### Page text
For splitting, the Madonna-Harlot complex; medieval “good mommy/bad mommy’ idealizations of the Virgin Mary and demonizations of witches; various “us/them’ examples. For projection, the monsters of medieval and early modern cartography (and modern alien monsters projected from our unconscious onto outer space); the use of others as “containers’ for our own feelings, “We’re not addicted to sweets,’–sex, pot, love, wine, or violence– “addicts are–and they need to be punished’; we’re not lazy, the homeless are, welfare “cheats’ are; we’re not stupid, Polish jokes tell us Polish people are; we don’t want Central America, the Russians do; for fifty years we and the Soviets used each other as mutual containers for our own aggressions; and the world’s “search for enemies’ continues since the end of the Cold War. For fantasy, conscious, play dreams, daydreams which become conscious, the fantasies of the sleep-dream cycle; functions of fantasy; sometimes the “fear is the wish’ in nightmares; symbol formation (are we “acting out’ fantasies as spectators when we attend movies?); what does the popularity of Independence Day and Titanic tell us about ourselves and our fantasies? At this point, after heated denials and assertions form students that popular films are only entertainment, the class is ready for formal study of “The History of Childhood.’
David R. Beisel, Ph.D., teaches history and psychohistory at Rockland Community College, State University of New York, 145 College Road, Suffern, New York 10901. He is past president of the International Psychohistorical Association, edited the Journal of Psychohistory from 1978 to 1987, and has published numerous articles in American and European history. In May 1998 he received a national NISOD award for teaching excellence, and was a 1987 recipient of the State University of New York Chancellor’s Award for Excellence in Teaching.
1. Peter Gay, “Introduction,’ The Freud Reader, ed. by Peter Gay (New York: W.W. Norton & Co., 1989), pp. xiii-xiv.
2. Clio’s Psyche: Explaining the Why of History, published quarterly by The Psychohistory Forum, 627 Dakota Trail, Franklin Lakes, N.J. 07417.
3. Gertrude Himmelfarb, On Looking Into The Abyss (New York: Vintage, 1995), pp. 131-161.

### Data extracts
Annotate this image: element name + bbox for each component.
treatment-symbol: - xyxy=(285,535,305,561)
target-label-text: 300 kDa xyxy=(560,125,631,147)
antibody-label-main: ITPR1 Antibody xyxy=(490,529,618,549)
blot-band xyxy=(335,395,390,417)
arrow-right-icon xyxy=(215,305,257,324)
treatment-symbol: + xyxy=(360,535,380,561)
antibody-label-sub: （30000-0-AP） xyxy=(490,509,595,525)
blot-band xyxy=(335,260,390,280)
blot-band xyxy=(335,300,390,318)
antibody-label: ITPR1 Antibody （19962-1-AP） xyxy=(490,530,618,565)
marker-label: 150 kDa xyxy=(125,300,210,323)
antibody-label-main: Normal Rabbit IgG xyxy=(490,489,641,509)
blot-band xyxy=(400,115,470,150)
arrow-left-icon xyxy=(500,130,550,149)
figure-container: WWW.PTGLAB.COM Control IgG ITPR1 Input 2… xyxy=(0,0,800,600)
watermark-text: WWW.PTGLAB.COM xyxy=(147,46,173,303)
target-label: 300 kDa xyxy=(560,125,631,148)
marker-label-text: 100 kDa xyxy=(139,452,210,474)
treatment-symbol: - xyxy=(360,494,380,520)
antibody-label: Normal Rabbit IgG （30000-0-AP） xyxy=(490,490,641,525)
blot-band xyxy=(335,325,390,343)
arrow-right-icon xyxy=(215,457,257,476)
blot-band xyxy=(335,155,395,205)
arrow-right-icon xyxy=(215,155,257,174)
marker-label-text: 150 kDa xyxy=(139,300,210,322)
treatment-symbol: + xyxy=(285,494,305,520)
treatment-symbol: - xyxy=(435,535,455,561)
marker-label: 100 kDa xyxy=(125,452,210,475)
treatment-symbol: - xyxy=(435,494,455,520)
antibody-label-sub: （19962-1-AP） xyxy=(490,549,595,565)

### Task prompt
Reproduce the stretch of the psychohistory text from "2. Clio’s Psyche: Explaining" through "1995), pp. 131-161.".

### Exercise solution
2. Clio’s Psyche: Explaining the Why of History, published quarterly by The Psychohistory Forum, 627 Dakota Trail, Franklin Lakes, N.J. 07417.
3. Gertrude Himmelfarb, On Looking Into The Abyss (New York: Vintage, 1995), pp. 131-161.